Task brief. Write out the data below in full. Keep it exact.
** Start of Record extracts **
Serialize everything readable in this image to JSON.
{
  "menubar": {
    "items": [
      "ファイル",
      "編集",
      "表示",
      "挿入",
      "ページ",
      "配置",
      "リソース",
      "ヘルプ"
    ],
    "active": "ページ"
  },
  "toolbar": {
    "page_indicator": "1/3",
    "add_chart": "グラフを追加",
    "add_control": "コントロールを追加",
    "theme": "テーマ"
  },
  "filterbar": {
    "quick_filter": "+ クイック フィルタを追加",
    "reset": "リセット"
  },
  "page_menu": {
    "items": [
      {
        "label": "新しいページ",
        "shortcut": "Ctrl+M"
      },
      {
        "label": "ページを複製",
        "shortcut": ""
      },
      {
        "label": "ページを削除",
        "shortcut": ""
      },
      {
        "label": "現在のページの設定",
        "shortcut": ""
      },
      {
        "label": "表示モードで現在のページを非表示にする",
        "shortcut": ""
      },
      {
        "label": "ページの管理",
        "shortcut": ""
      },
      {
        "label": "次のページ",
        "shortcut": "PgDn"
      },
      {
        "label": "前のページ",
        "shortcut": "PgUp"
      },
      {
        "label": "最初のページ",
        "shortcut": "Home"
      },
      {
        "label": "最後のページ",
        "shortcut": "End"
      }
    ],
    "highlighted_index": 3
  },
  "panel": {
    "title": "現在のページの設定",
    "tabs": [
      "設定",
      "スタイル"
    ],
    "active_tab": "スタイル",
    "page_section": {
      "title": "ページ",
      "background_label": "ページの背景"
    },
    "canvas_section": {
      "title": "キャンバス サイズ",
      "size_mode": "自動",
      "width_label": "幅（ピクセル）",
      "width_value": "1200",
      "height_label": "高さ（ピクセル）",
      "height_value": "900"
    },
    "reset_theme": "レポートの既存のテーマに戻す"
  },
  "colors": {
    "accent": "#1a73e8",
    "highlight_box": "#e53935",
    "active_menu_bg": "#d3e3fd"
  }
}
** End of Record extracts **
Correct answer.
Serialize everything readable in this image to JSON.
{
  "menubar": {
    "items": [
      "ファイル",
      "編集",
      "表示",
      "挿入",
      "ページ",
      "配置",
      "リソース",
      "ヘルプ"
    ],
    "active": "ページ"
  },
  "toolbar": {
    "page_indicator": "1/3",
    "add_chart": "グラフを追加",
    "add_control": "コントロールを追加",
    "theme": "テーマ"
  },
  "filterbar": {
    "quick_filter": "+ クイック フィルタを追加",
    "reset": "リセット"
  },
  "page_menu": {
    "items": [
      {
        "label": "新しいページ",
        "shortcut": "Ctrl+M"
      },
      {
        "label": "ページを複製",
        "shortcut": ""
      },
      {
        "label": "ページを削除",
        "shortcut": ""
      },
      {
        "label": "現在のページの設定",
        "shortcut": ""
      },
      {
        "label": "表示モードで現在のページを非表示にする",
        "shortcut": ""
      },
      {
        "label": "ページの管理",
        "shortcut": ""
      },
      {
        "label": "次のページ",
        "shortcut": "PgDn"
      },
      {
        "label": "前のページ",
        "shortcut": "PgUp"
      },
      {
        "label": "最初のページ",
        "shortcut": "Home"
      },
      {
        "label": "最後のページ",
        "shortcut": "End"
      }
    ],
    "highlighted_index": 3
  },
  "panel": {
    "title": "現在のページの設定",
    "tabs": [
      "設定",
      "スタイル"
    ],
    "active_tab": "スタイル",
    "page_section": {
      "title": "ページ",
      "background_label": "ページの背景"
    },
    "canvas_section": {
      "title": "キャンバス サイズ",
      "size_mode": "自動",
      "width_label": "幅（ピクセル）",
      "width_value": "1200",
      "height_label": "高さ（ピクセル）",
      "height_value": "900"
    },
    "reset_theme": "レポートの既存のテーマに戻す"
  },
  "colors": {
    "accent": "#1a73e8",
    "highlight_box": "#e53935",
    "active_menu_bg": "#d3e3fd"
  }
}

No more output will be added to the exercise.